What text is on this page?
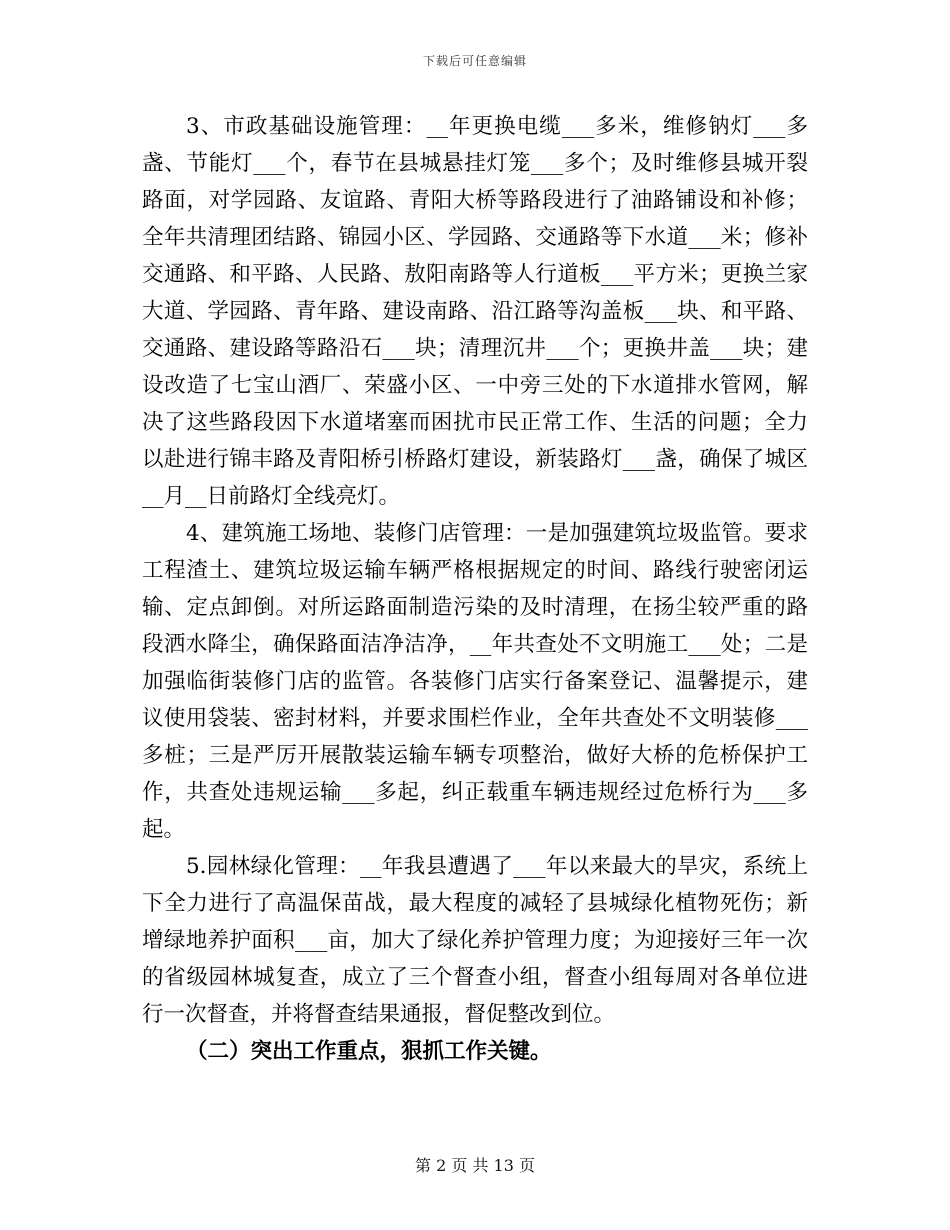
下载后可任意编辑

3、市政基础设施管理：__年更换电缆___多米，维修钠灯___多盏、节能灯___个，春节在县城悬挂灯笼___多个；及时维修县城开裂路面，对学园路、友谊路、青阳大桥等路段进行了油路铺设和补修；全年共清理团结路、锦园小区、学园路、交通路等下水道___米；修补交通路、和平路、人民路、敖阳南路等人行道板___平方米；更换兰家大道、学园路、青年路、建设南路、沿江路等沟盖板___块、和平路、交通路、建设路等路沿石___块；清理沉井___个；更换井盖___块；建设改造了七宝山酒厂、荣盛小区、一中旁三处的下水道排水管网，解决了这些路段因下水道堵塞而困扰市民正常工作、生活的问题；全力以赴进行锦丰路及青阳桥引桥路灯建设，新装路灯___盏，确保了城区__月__日前路灯全线亮灯。

4、建筑施工场地、装修门店管理：一是加强建筑垃圾监管。要求工程渣土、建筑垃圾运输车辆严格根据规定的时间、路线行驶密闭运输、定点卸倒。对所运路面制造污染的及时清理，在扬尘较严重的路段洒水降尘，确保路面洁净洁净，__年共查处不文明施工___处；二是加强临街装修门店的监管。各装修门店实行备案登记、温馨提示，建议使用袋装、密封材料，并要求围栏作业，全年共查处不文明装修___多桩；三是严厉开展散装运输车辆专项整治，做好大桥的危桥保护工作，共查处违规运输___多起，纠正载重车辆违规经过危桥行为___多起。

5.园林绿化管理：__年我县遭遇了___年以来最大的旱灾，系统上下全力进行了高温保苗战，最大程度的减轻了县城绿化植物死伤；新增绿地养护面积___亩，加大了绿化养护管理力度；为迎接好三年一次的省级园林城复查，成立了三个督查小组，督查小组每周对各单位进行一次督查，并将督查结果通报，督促整改到位。

（二）突出工作重点，狠抓工作关键。

第 2 页 共 13 页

#### REQUIREMENTS:
Print out the material word for word, omitting the pictures.

#### RESPONSE FOR THIS EXERCISE:
What text is on this page?
下载后可任意编辑

3、市政基础设施管理：__年更换电缆___多米，维修钠灯___多盏、节能灯___个，春节在县城悬挂灯笼___多个；及时维修县城开裂路面，对学园路、友谊路、青阳大桥等路段进行了油路铺设和补修；全年共清理团结路、锦园小区、学园路、交通路等下水道___米；修补交通路、和平路、人民路、敖阳南路等人行道板___平方米；更换兰家大道、学园路、青年路、建设南路、沿江路等沟盖板___块、和平路、交通路、建设路等路沿石___块；清理沉井___个；更换井盖___块；建设改造了七宝山酒厂、荣盛小区、一中旁三处的下水道排水管网，解决了这些路段因下水道堵塞而困扰市民正常工作、生活的问题；全力以赴进行锦丰路及青阳桥引桥路灯建设，新装路灯___盏，确保了城区__月__日前路灯全线亮灯。

4、建筑施工场地、装修门店管理：一是加强建筑垃圾监管。要求工程渣土、建筑垃圾运输车辆严格根据规定的时间、路线行驶密闭运输、定点卸倒。对所运路面制造污染的及时清理，在扬尘较严重的路段洒水降尘，确保路面洁净洁净，__年共查处不文明施工___处；二是加强临街装修门店的监管。各装修门店实行备案登记、温馨提示，建议使用袋装、密封材料，并要求围栏作业，全年共查处不文明装修___多桩；三是严厉开展散装运输车辆专项整治，做好大桥的危桥保护工作，共查处违规运输___多起，纠正载重车辆违规经过危桥行为___多起。

5.园林绿化管理：__年我县遭遇了___年以来最大的旱灾，系统上下全力进行了高温保苗战，最大程度的减轻了县城绿化植物死伤；新增绿地养护面积___亩，加大了绿化养护管理力度；为迎接好三年一次的省级园林城复查，成立了三个督查小组，督查小组每周对各单位进行一次督查，并将督查结果通报，督促整改到位。

（二）突出工作重点，狠抓工作关键。

第 2 页 共 13 页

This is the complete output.